▸ **Challenge**: Give back exactly the lines starting at the one with "Enumerate this screenshot's" and ending at the last line of the data below. Pictures are not part of the copy.

(Items from a dataset)
□ □ □ □

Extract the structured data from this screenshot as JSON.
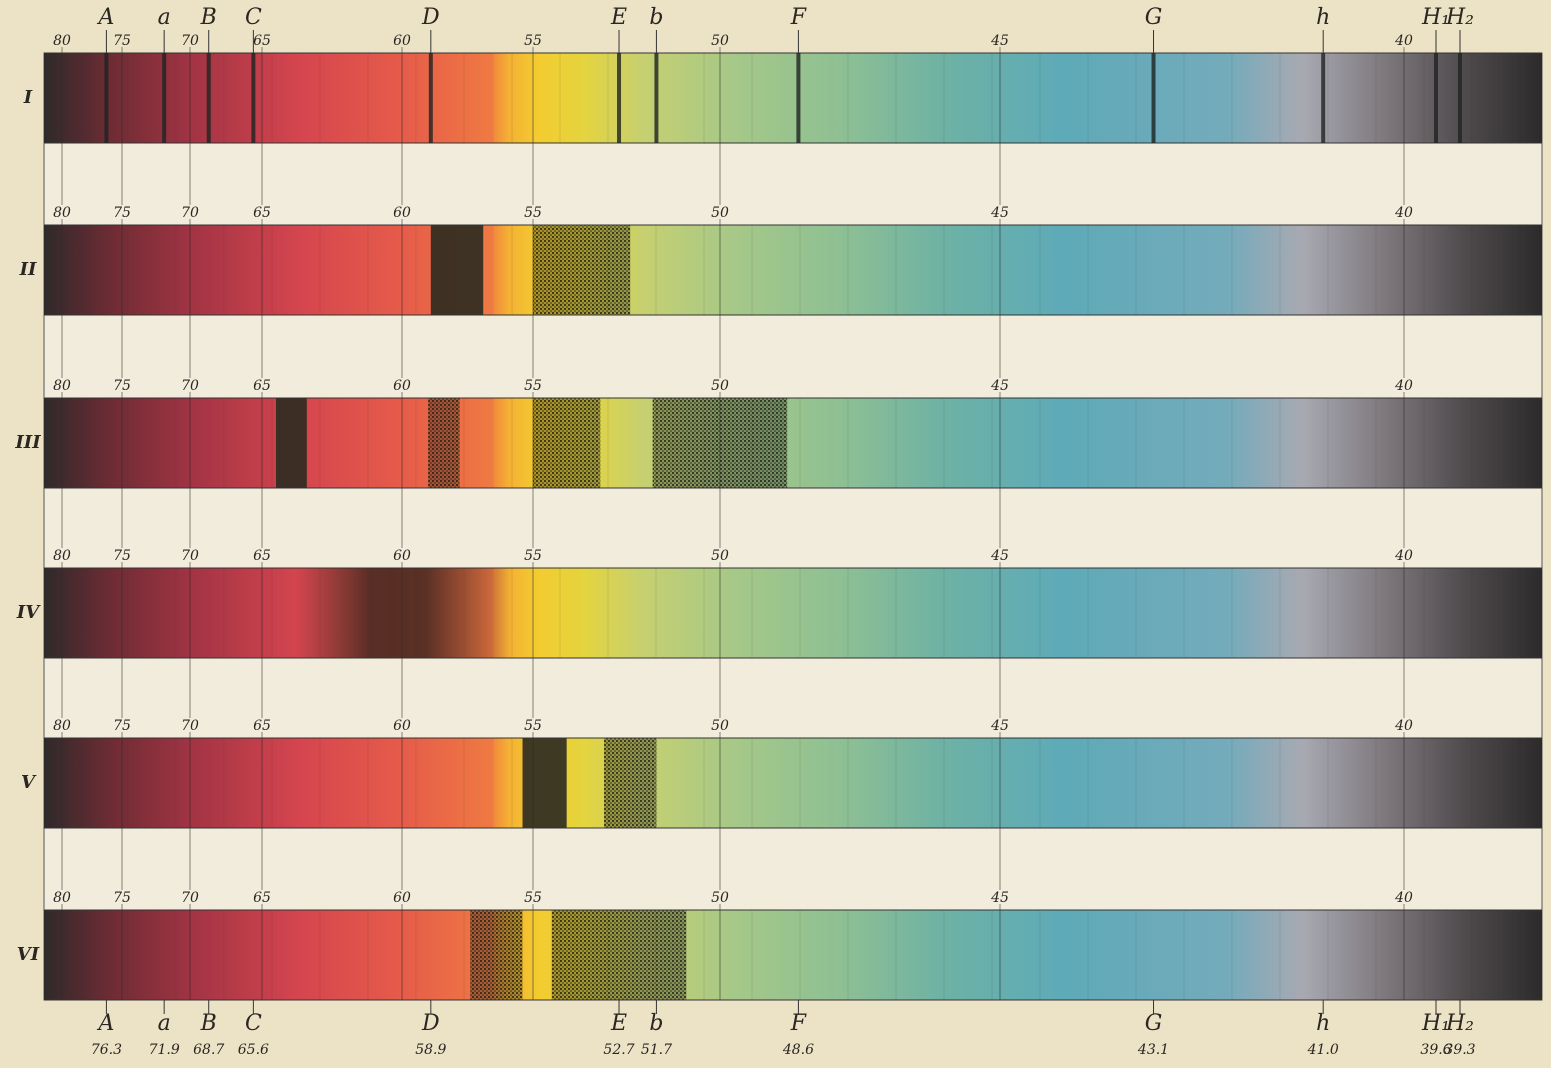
{
  "scale": {
    "ticks": [
      80,
      75,
      70,
      65,
      60,
      55,
      50,
      45,
      40
    ]
  },
  "rows": [
    {
      "label": "I",
      "bands": []
    },
    {
      "label": "II",
      "bands": [
        {
          "from": 58.9,
          "to": 56.9,
          "style": "dark"
        },
        {
          "from": 55.0,
          "to": 52.4,
          "style": "stipple"
        }
      ]
    },
    {
      "label": "III",
      "bands": [
        {
          "from": 64.5,
          "to": 63.4,
          "style": "dark"
        },
        {
          "from": 59.0,
          "to": 57.8,
          "style": "stipple"
        },
        {
          "from": 55.0,
          "to": 53.2,
          "style": "stipple"
        },
        {
          "from": 51.8,
          "to": 48.8,
          "style": "stipple"
        }
      ]
    },
    {
      "label": "IV",
      "bands": [
        {
          "from": 63.8,
          "to": 55.8,
          "style": "fade"
        }
      ]
    },
    {
      "label": "V",
      "bands": [
        {
          "from": 55.4,
          "to": 54.1,
          "style": "dark"
        },
        {
          "from": 53.1,
          "to": 51.7,
          "style": "stipple"
        }
      ]
    },
    {
      "label": "VI",
      "bands": [
        {
          "from": 57.4,
          "to": 55.4,
          "style": "stipple"
        },
        {
          "from": 54.5,
          "to": 50.9,
          "style": "stipple"
        }
      ]
    }
  ],
  "lines": [
    {
      "symbol": "A",
      "wavelength": 76.3
    },
    {
      "symbol": "a",
      "wavelength": 71.9
    },
    {
      "symbol": "B",
      "wavelength": 68.7
    },
    {
      "symbol": "C",
      "wavelength": 65.6
    },
    {
      "symbol": "D",
      "wavelength": 58.9
    },
    {
      "symbol": "E",
      "wavelength": 52.7
    },
    {
      "symbol": "b",
      "wavelength": 51.7
    },
    {
      "symbol": "F",
      "wavelength": 48.6
    },
    {
      "symbol": "G",
      "wavelength": 43.1
    },
    {
      "symbol": "h",
      "wavelength": {
        "value": 41,
        "label": "41.0"
      }
    },
    {
      "symbol": "H₁",
      "wavelength": 39.6
    },
    {
      "symbol": "H₂",
      "wavelength": 39.3
    }
  ]
}
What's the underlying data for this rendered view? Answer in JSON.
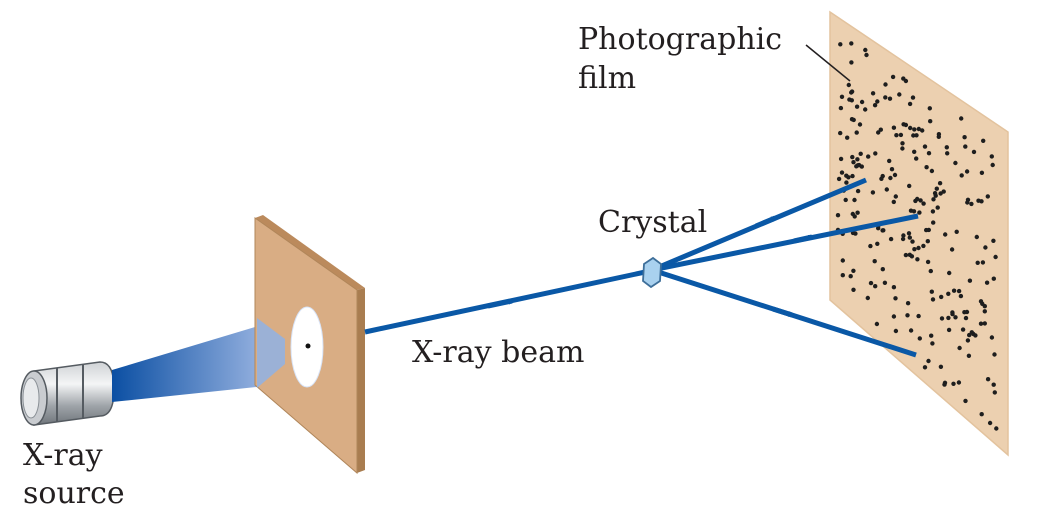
{
  "labels": {
    "source_line1": "X-ray",
    "source_line2": "source",
    "beam": "X-ray beam",
    "crystal": "Crystal",
    "film_line1": "Photographic",
    "film_line2": "film"
  },
  "colors": {
    "beam": "#0a58a6",
    "screen": "#d9ad84",
    "screen_edge": "#a97d50",
    "film": "#ecd0b0",
    "crystal": "#a9d1ef",
    "spot": "#1e1e1e",
    "text": "#231f20"
  }
}
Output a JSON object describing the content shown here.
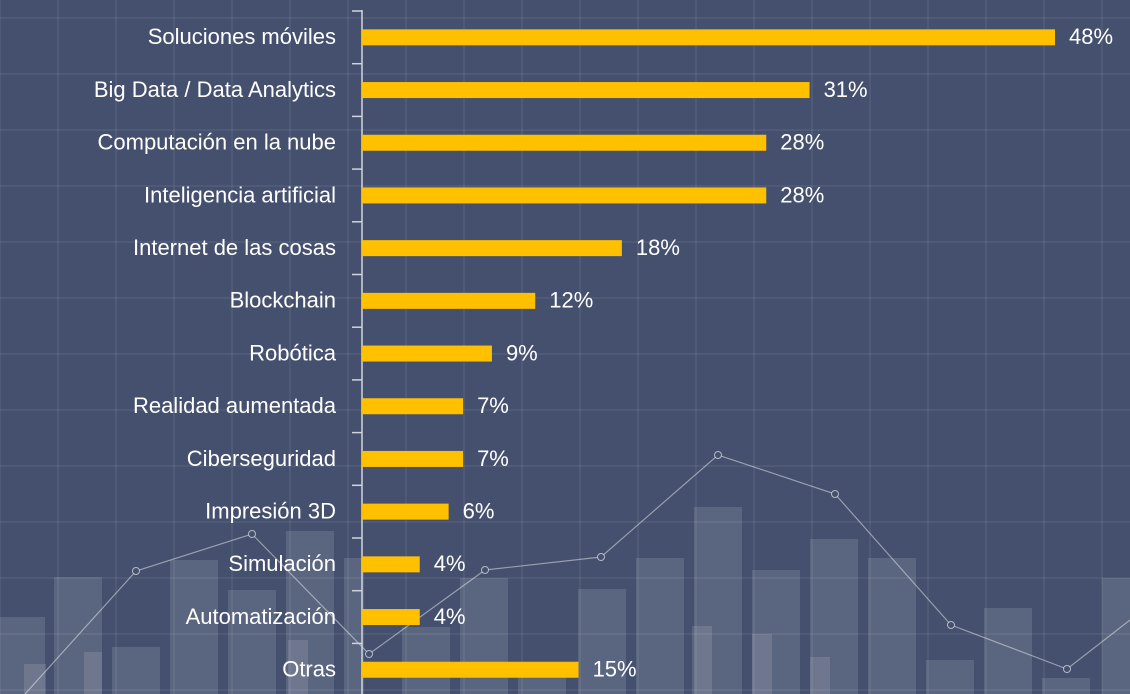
{
  "chart_data": {
    "type": "bar",
    "orientation": "horizontal",
    "color": "#ffc000",
    "categories": [
      "Soluciones móviles",
      "Big Data / Data Analytics",
      "Computación en la nube",
      "Inteligencia artificial",
      "Internet de las cosas",
      "Blockchain",
      "Robótica",
      "Realidad aumentada",
      "Ciberseguridad",
      "Impresión 3D",
      "Simulación",
      "Automatización",
      "Otras"
    ],
    "values": [
      48,
      31,
      28,
      28,
      18,
      12,
      9,
      7,
      7,
      6,
      4,
      4,
      15
    ],
    "value_labels": [
      "48%",
      "31%",
      "28%",
      "28%",
      "18%",
      "12%",
      "9%",
      "7%",
      "7%",
      "6%",
      "4%",
      "4%",
      "15%"
    ]
  }
}
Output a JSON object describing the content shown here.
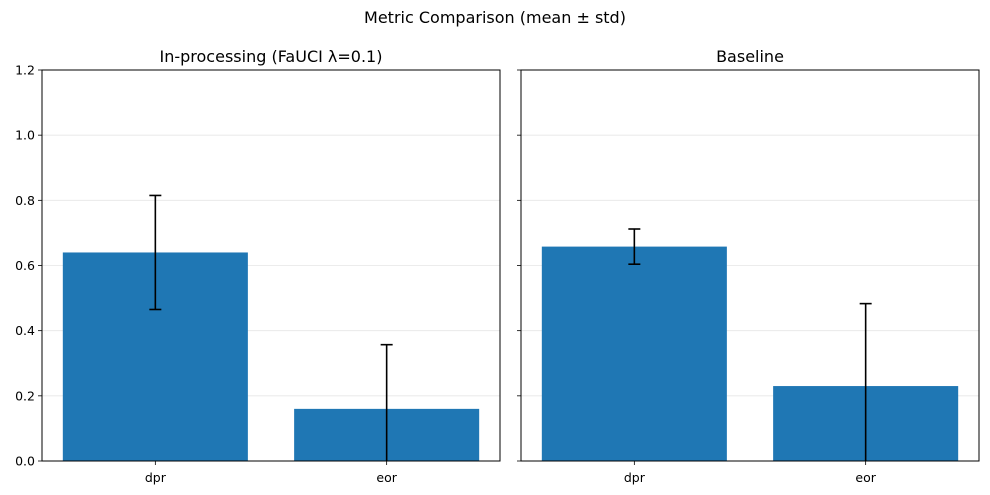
{
  "figure": {
    "title": "Metric Comparison (mean ± std)"
  },
  "chart_data": [
    {
      "type": "bar",
      "title": "In-processing (FaUCI λ=0.1)",
      "categories": [
        "dpr",
        "eor"
      ],
      "values": [
        0.64,
        0.16
      ],
      "errors": [
        0.175,
        0.197
      ],
      "ylim": [
        0,
        1.2
      ],
      "yticks": [
        0.0,
        0.2,
        0.4,
        0.6,
        0.8,
        1.0,
        1.2
      ],
      "ytick_labels": [
        "0.0",
        "0.2",
        "0.4",
        "0.6",
        "0.8",
        "1.0",
        "1.2"
      ],
      "y_grid": true,
      "show_yticklabels": true,
      "bar_color": "#1f77b4"
    },
    {
      "type": "bar",
      "title": "Baseline",
      "categories": [
        "dpr",
        "eor"
      ],
      "values": [
        0.658,
        0.23
      ],
      "errors": [
        0.054,
        0.253
      ],
      "ylim": [
        0,
        1.2
      ],
      "yticks": [
        0.0,
        0.2,
        0.4,
        0.6,
        0.8,
        1.0,
        1.2
      ],
      "ytick_labels": [
        "0.0",
        "0.2",
        "0.4",
        "0.6",
        "0.8",
        "1.0",
        "1.2"
      ],
      "y_grid": true,
      "show_yticklabels": false,
      "bar_color": "#1f77b4"
    }
  ]
}
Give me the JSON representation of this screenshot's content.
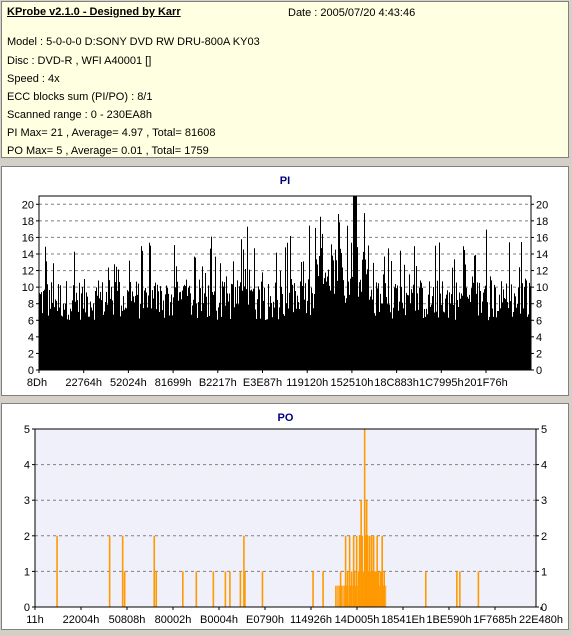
{
  "header": {
    "title": "KProbe v2.1.0 - Designed by Karr",
    "date": "Date : 2005/07/20 4:43:46"
  },
  "info_lines": [
    "Model : 5-0-0-0 D:SONY    DVD RW DRU-800A  KY03",
    "Disc : DVD-R , WFI A40001   []",
    "Speed : 4x",
    "ECC blocks sum (PI/PO) : 8/1",
    "Scanned range : 0 - 230EA8h",
    "PI Max= 21 , Average= 4.97 , Total= 81608",
    "PO Max= 5 , Average= 0.01 , Total= 1759"
  ],
  "colors": {
    "pi_bars": "#000000",
    "po_bars": "#ff9900",
    "grid": "#808080",
    "chart_title": "#000080",
    "info_bg": "#ffffe1"
  },
  "chart_data": [
    {
      "type": "bar",
      "title": "PI",
      "ylim": [
        0,
        21
      ],
      "yticks": [
        0,
        2,
        4,
        6,
        8,
        10,
        12,
        14,
        16,
        18,
        20
      ],
      "x_tick_labels": [
        "8Dh",
        "22764h",
        "52024h",
        "81699h",
        "B2217h",
        "E3E87h",
        "119120h",
        "152510h",
        "18C883h",
        "1C7995h",
        "201F76h"
      ],
      "grid": true,
      "seed": 12345,
      "baseline_range": [
        6,
        11
      ],
      "max": 21,
      "average": 4.97,
      "total": 81608
    },
    {
      "type": "bar",
      "title": "PO",
      "ylim": [
        0,
        5
      ],
      "yticks": [
        0,
        1,
        2,
        3,
        4,
        5
      ],
      "x_tick_labels": [
        "11h",
        "22004h",
        "50808h",
        "80002h",
        "B0004h",
        "E0790h",
        "114926h",
        "14D005h",
        "18541Eh",
        "1BE590h",
        "1F7685h",
        "22E480h"
      ],
      "grid": true,
      "spikes": [
        [
          0.044,
          2
        ],
        [
          0.149,
          2
        ],
        [
          0.175,
          2
        ],
        [
          0.179,
          1
        ],
        [
          0.238,
          2
        ],
        [
          0.242,
          1
        ],
        [
          0.295,
          1
        ],
        [
          0.322,
          1
        ],
        [
          0.356,
          1
        ],
        [
          0.38,
          1
        ],
        [
          0.389,
          1
        ],
        [
          0.41,
          1
        ],
        [
          0.417,
          2
        ],
        [
          0.419,
          1
        ],
        [
          0.454,
          1
        ],
        [
          0.555,
          1
        ],
        [
          0.575,
          1
        ],
        [
          0.61,
          1
        ],
        [
          0.62,
          2
        ],
        [
          0.624,
          1
        ],
        [
          0.628,
          2
        ],
        [
          0.632,
          1
        ],
        [
          0.636,
          2
        ],
        [
          0.638,
          1
        ],
        [
          0.642,
          2
        ],
        [
          0.646,
          1
        ],
        [
          0.648,
          2
        ],
        [
          0.651,
          3
        ],
        [
          0.653,
          2
        ],
        [
          0.655,
          1
        ],
        [
          0.658,
          5
        ],
        [
          0.66,
          2
        ],
        [
          0.662,
          3
        ],
        [
          0.664,
          2
        ],
        [
          0.666,
          1
        ],
        [
          0.668,
          2
        ],
        [
          0.67,
          1
        ],
        [
          0.672,
          2
        ],
        [
          0.674,
          1
        ],
        [
          0.676,
          2
        ],
        [
          0.678,
          1
        ],
        [
          0.68,
          1
        ],
        [
          0.683,
          2
        ],
        [
          0.686,
          1
        ],
        [
          0.69,
          1
        ],
        [
          0.693,
          2
        ],
        [
          0.697,
          1
        ],
        [
          0.78,
          1
        ],
        [
          0.842,
          1
        ],
        [
          0.848,
          1
        ],
        [
          0.885,
          1
        ]
      ],
      "max": 5,
      "average": 0.01,
      "total": 1759
    }
  ]
}
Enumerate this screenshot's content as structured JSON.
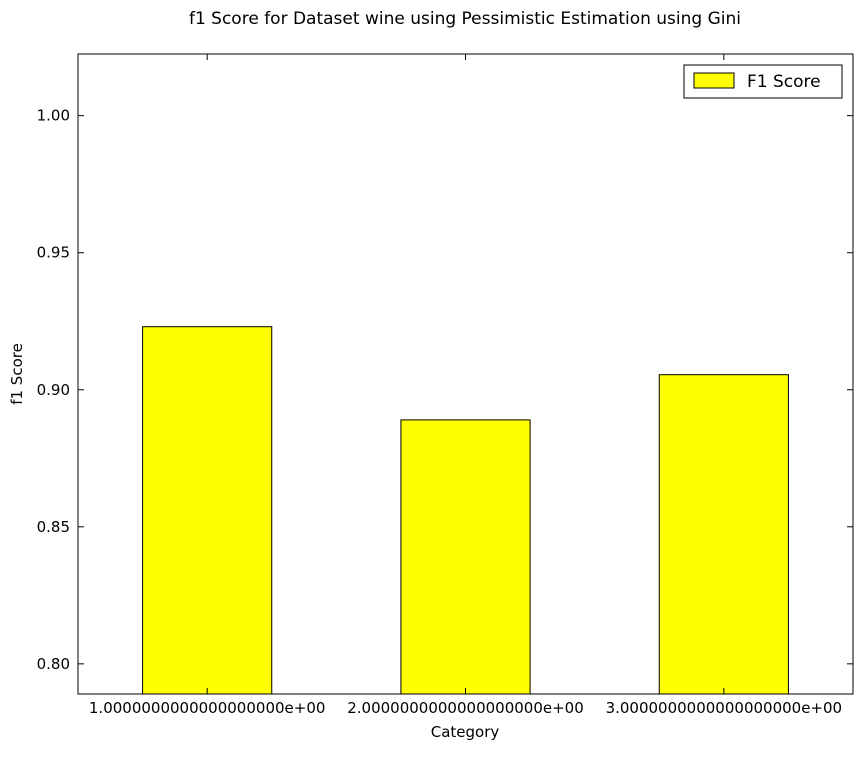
{
  "chart_data": {
    "type": "bar",
    "title": "f1 Score for Dataset wine using Pessimistic Estimation using Gini",
    "xlabel": "Category",
    "ylabel": "f1 Score",
    "categories": [
      "1.0000000000000000000e+00",
      "2.0000000000000000000e+00",
      "3.0000000000000000000e+00"
    ],
    "series": [
      {
        "name": "F1 Score",
        "values": [
          0.923,
          0.889,
          0.9055
        ]
      }
    ],
    "ylim": [
      0.789,
      1.0225
    ],
    "yticks": [
      0.8,
      0.85,
      0.9,
      0.95,
      1.0
    ],
    "ytick_labels": [
      "0.80",
      "0.85",
      "0.90",
      "0.95",
      "1.00"
    ],
    "bar_color": "#ffff00",
    "edge_color": "#000000",
    "legend": {
      "position": "top-right",
      "entries": [
        "F1 Score"
      ]
    },
    "grid": false
  }
}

□ □ □ □

▸ **Output for this task**:
Enumerate this screenshot's content as structured JSON.
{
  "chart_data": {
    "type": "bar",
    "title": "f1 Score for Dataset wine using Pessimistic Estimation using Gini",
    "xlabel": "Category",
    "ylabel": "f1 Score",
    "categories": [
      "1.0000000000000000000e+00",
      "2.0000000000000000000e+00",
      "3.0000000000000000000e+00"
    ],
    "series": [
      {
        "name": "F1 Score",
        "values": [
          0.923,
          0.889,
          0.9055
        ]
      }
    ],
    "ylim": [
      0.789,
      1.0225
    ],
    "yticks": [
      0.8,
      0.85,
      0.9,
      0.95,
      1.0
    ],
    "ytick_labels": [
      "0.80",
      "0.85",
      "0.90",
      "0.95",
      "1.00"
    ],
    "bar_color": "#ffff00",
    "edge_color": "#000000",
    "legend": {
      "position": "top-right",
      "entries": [
        "F1 Score"
      ]
    },
    "grid": false
  }
}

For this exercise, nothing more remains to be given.